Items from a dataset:
----

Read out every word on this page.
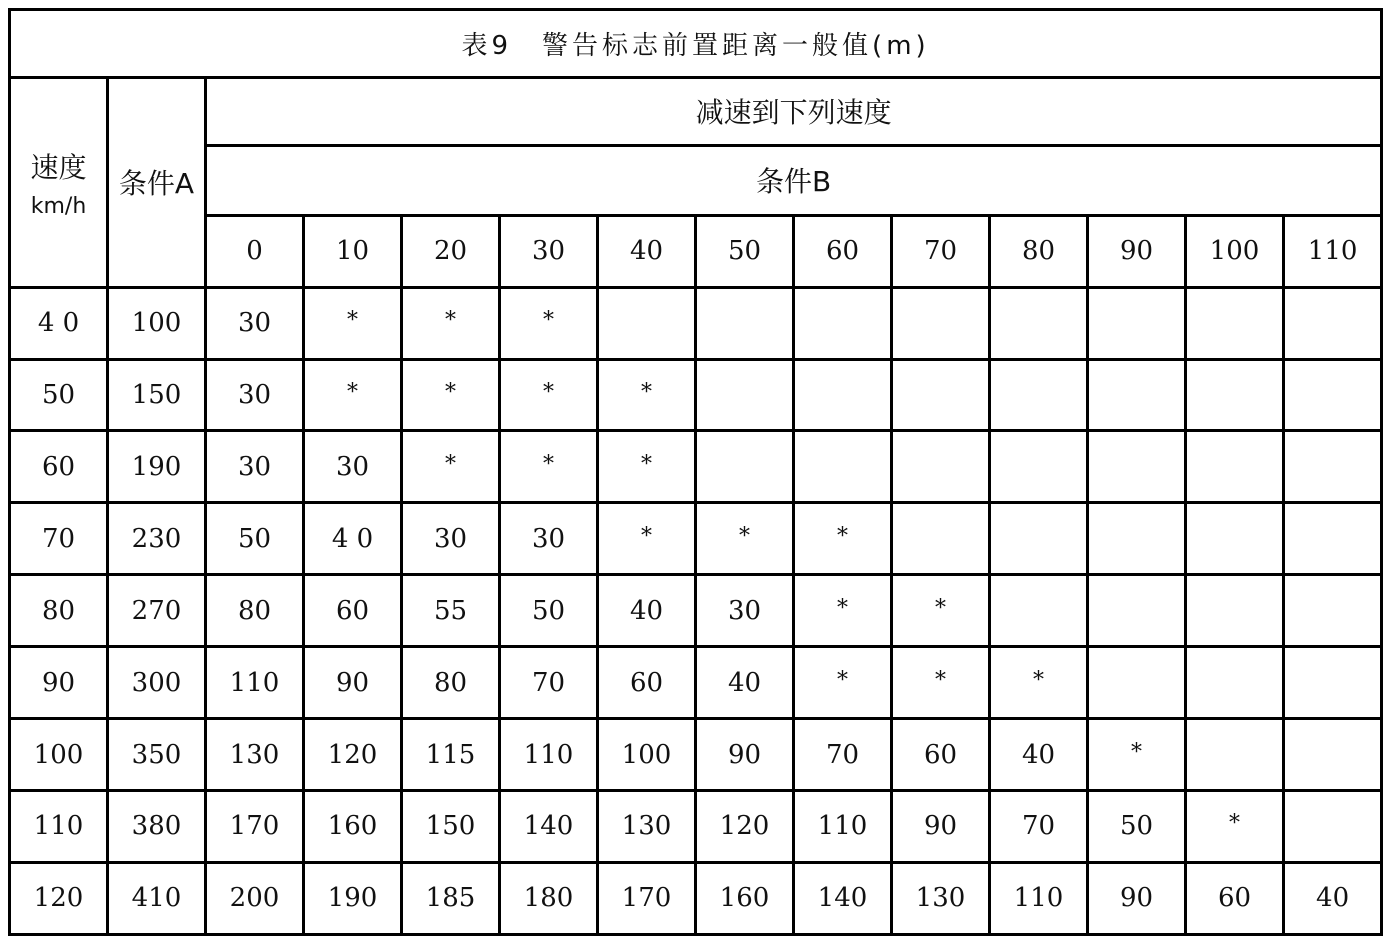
表9　警告标志前置距离一般值(m)													
速度
km/h	条件A	减速到下列速度											
		条件B											
		0	10	20	30	40	50	60	70	80	90	100	110
4 0	100	30	*	*	*								
50	150	30	*	*	*	*							
60	190	30	30	*	*	*							
70	230	50	4 0	30	30	*	*	*					
80	270	80	60	55	50	40	30	*	*				
90	300	110	90	80	70	60	40	*	*	*			
100	350	130	120	115	110	100	90	70	60	40	*		
110	380	170	160	150	140	130	120	110	90	70	50	*	
120	410	200	190	185	180	170	160	140	130	110	90	60	40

----

WHAT YOU ARE ASKED TO DO: Each line of the data is to be duplicated exactly; pictures stay out of the copy.

ANSWER TO THE EXERCISE:
Read out every word on this page.
表9　警告标志前置距离一般值(m)													
速度
km/h	条件A	减速到下列速度											
		条件B											
		0	10	20	30	40	50	60	70	80	90	100	110
4 0	100	30	*	*	*								
50	150	30	*	*	*	*							
60	190	30	30	*	*	*							
70	230	50	4 0	30	30	*	*	*					
80	270	80	60	55	50	40	30	*	*				
90	300	110	90	80	70	60	40	*	*	*			
100	350	130	120	115	110	100	90	70	60	40	*		
110	380	170	160	150	140	130	120	110	90	70	50	*	
120	410	200	190	185	180	170	160	140	130	110	90	60	40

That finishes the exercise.